> _AIM OF THE TASK_: Reproduce the listing below in full and without alteration, apart from its pictures.

────

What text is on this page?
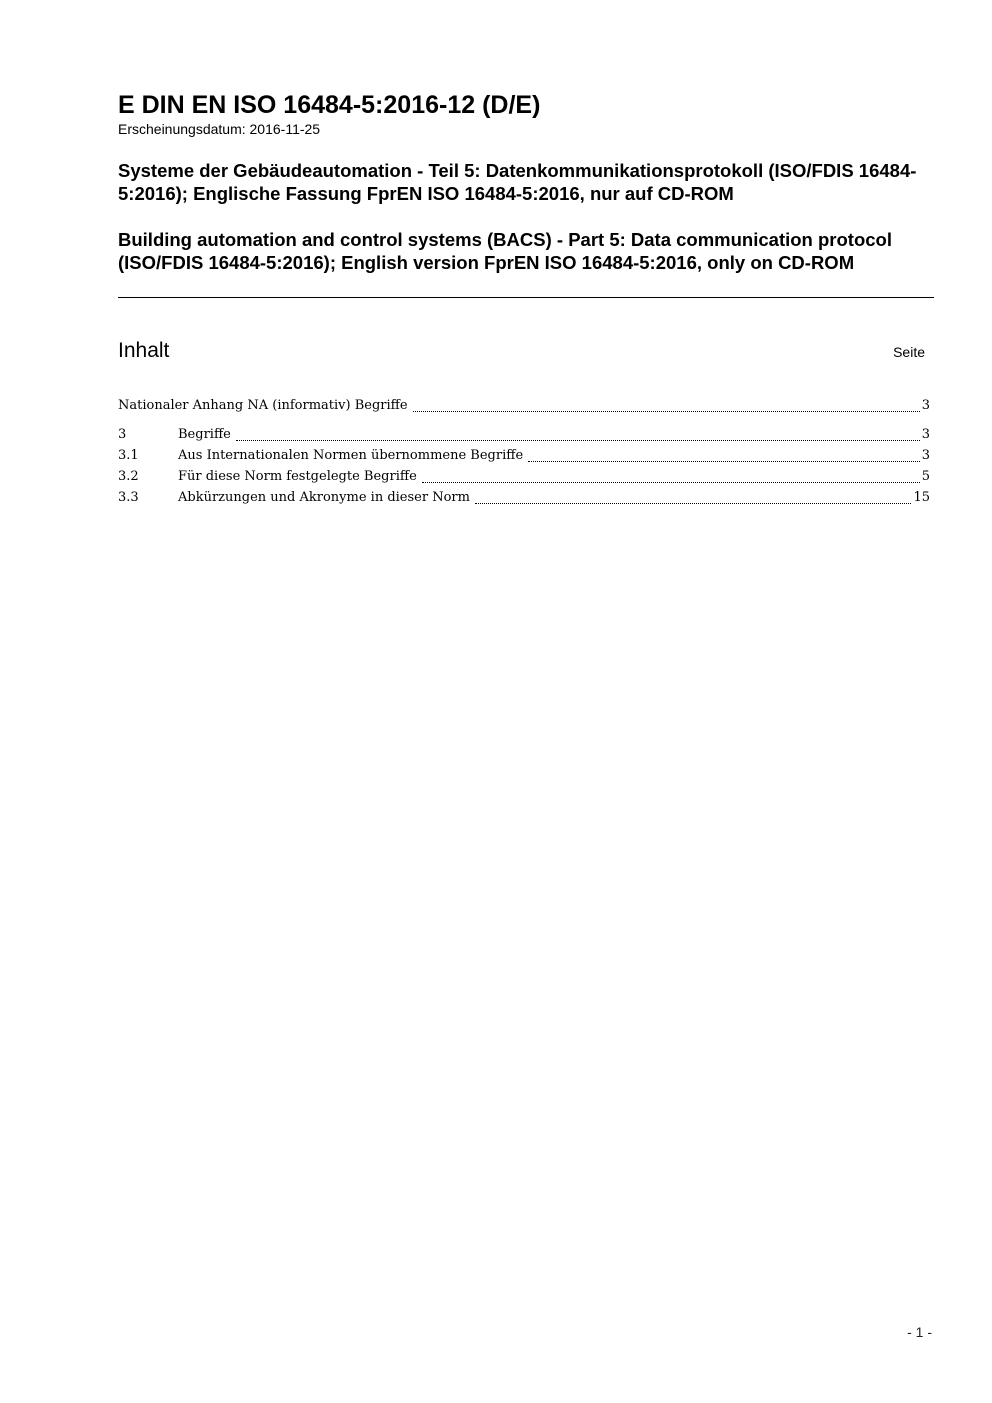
E DIN EN ISO 16484-5:2016-12 (D/E)
Erscheinungsdatum: 2016-11-25
Systeme der Gebäudeautomation - Teil 5: Datenkommunikationsprotokoll (ISO/FDIS 16484-5:2016); Englische Fassung FprEN ISO 16484-5:2016, nur auf CD-ROM
Building automation and control systems (BACS) - Part 5: Data communication protocol (ISO/FDIS 16484-5:2016); English version FprEN ISO 16484-5:2016, only on CD-ROM
Inhalt	Seite
Nationaler Anhang NA (informativ) Begriffe	3
3	Begriffe	3
3.1	Aus Internationalen Normen übernommene Begriffe	3
3.2	Für diese Norm festgelegte Begriffe	5
3.3	Abkürzungen und Akronyme in dieser Norm	15
- 1 -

────

> _SOLUTION TO THIS EXERCISE_:
What text is on this page?
E DIN EN ISO 16484-5:2016-12 (D/E)
Erscheinungsdatum: 2016-11-25
Systeme der Gebäudeautomation - Teil 5: Datenkommunikationsprotokoll (ISO/FDIS 16484-5:2016); Englische Fassung FprEN ISO 16484-5:2016, nur auf CD-ROM
Building automation and control systems (BACS) - Part 5: Data communication protocol (ISO/FDIS 16484-5:2016); English version FprEN ISO 16484-5:2016, only on CD-ROM
Inhalt	Seite
Nationaler Anhang NA (informativ) Begriffe	3
3	Begriffe	3
3.1	Aus Internationalen Normen übernommene Begriffe	3
3.2	Für diese Norm festgelegte Begriffe	5
3.3	Abkürzungen und Akronyme in dieser Norm	15
- 1 -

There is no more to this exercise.